## Given exercise:
Transcribe the material word for word, but without the images.

## Given data:
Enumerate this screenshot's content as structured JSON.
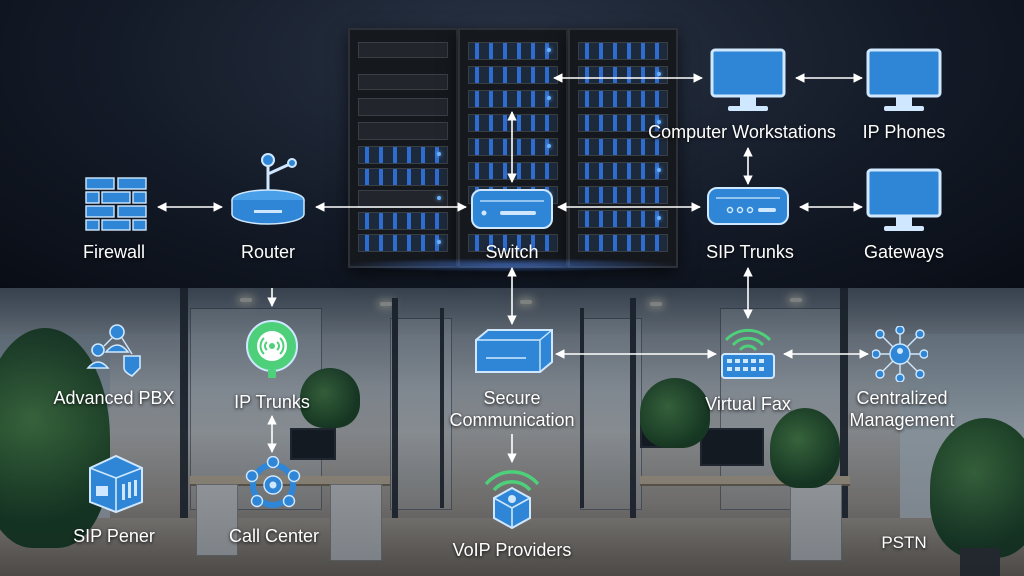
{
  "nodes": {
    "firewall": "Firewall",
    "router": "Router",
    "switch": "Switch",
    "sip_trunks": "SIP Trunks",
    "gateways": "Gateways",
    "computer_workstations": "Computer Workstations",
    "ip_phones": "IP Phones",
    "advanced_pbx": "Advanced PBX",
    "ip_trunks": "IP  Trunks",
    "secure_communication_1": "Secure",
    "secure_communication_2": "Communication",
    "virtual_fax": "Virtual Fax",
    "centralized_management_1": "Centralized",
    "centralized_management_2": "Management",
    "sip_pener": "SIP Pener",
    "call_center": "Call Center",
    "voip_providers": "VoIP Providers",
    "pstn": "PSTN"
  },
  "icons": {
    "firewall": "brick-wall-icon",
    "router": "router-icon",
    "switch": "switch-icon",
    "sip_trunks": "sip-trunk-device-icon",
    "gateways": "monitor-icon",
    "computer_workstations": "monitor-icon",
    "ip_phones": "monitor-icon",
    "advanced_pbx": "people-network-icon",
    "ip_trunks": "wireless-signal-icon",
    "secure_communication": "secure-device-icon",
    "virtual_fax": "wifi-keyboard-icon",
    "centralized_management": "network-hub-icon",
    "sip_pener": "building-box-icon",
    "call_center": "people-ring-icon",
    "voip_providers": "wifi-cube-icon"
  },
  "colors": {
    "accent_blue": "#2f86d6",
    "icon_light": "#cfe8ff",
    "signal_green": "#4ed07a",
    "line": "#ffffff"
  }
}
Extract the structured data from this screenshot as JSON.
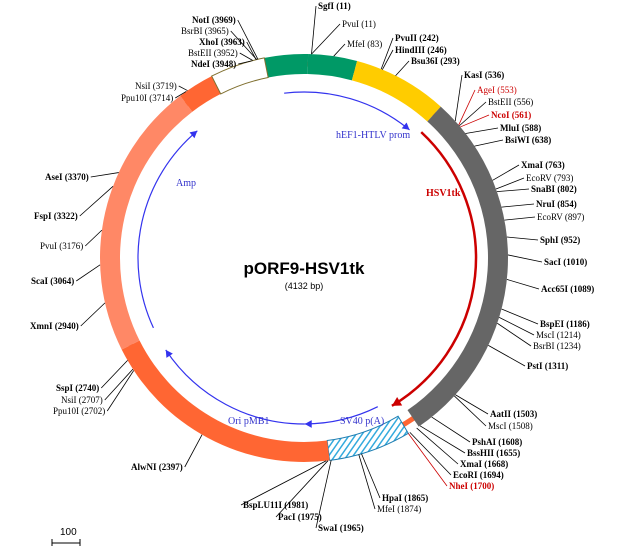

## Expected answer:
Enumerate this screenshot's content as structured JSON.
{
  "nodes": {
    "firewall": "Firewall",
    "router": "Router",
    "switch": "Switch",
    "sip_trunks": "SIP Trunks",
    "gateways": "Gateways",
    "computer_workstations": "Computer Workstations",
    "ip_phones": "IP Phones",
    "advanced_pbx": "Advanced PBX",
    "ip_trunks": "IP  Trunks",
    "secure_communication_1": "Secure",
    "secure_communication_2": "Communication",
    "virtual_fax": "Virtual Fax",
    "centralized_management_1": "Centralized",
    "centralized_management_2": "Management",
    "sip_pener": "SIP Pener",
    "call_center": "Call Center",
    "voip_providers": "VoIP Providers",
    "pstn": "PSTN"
  },
  "icons": {
    "firewall": "brick-wall-icon",
    "router": "router-icon",
    "switch": "switch-icon",
    "sip_trunks": "sip-trunk-device-icon",
    "gateways": "monitor-icon",
    "computer_workstations": "monitor-icon",
    "ip_phones": "monitor-icon",
    "advanced_pbx": "people-network-icon",
    "ip_trunks": "wireless-signal-icon",
    "secure_communication": "secure-device-icon",
    "virtual_fax": "wifi-keyboard-icon",
    "centralized_management": "network-hub-icon",
    "sip_pener": "building-box-icon",
    "call_center": "people-ring-icon",
    "voip_providers": "wifi-cube-icon"
  },
  "colors": {
    "accent_blue": "#2f86d6",
    "icon_light": "#cfe8ff",
    "signal_green": "#4ed07a",
    "line": "#ffffff"
  }
}
Extract the structured data from this screenshot as JSON.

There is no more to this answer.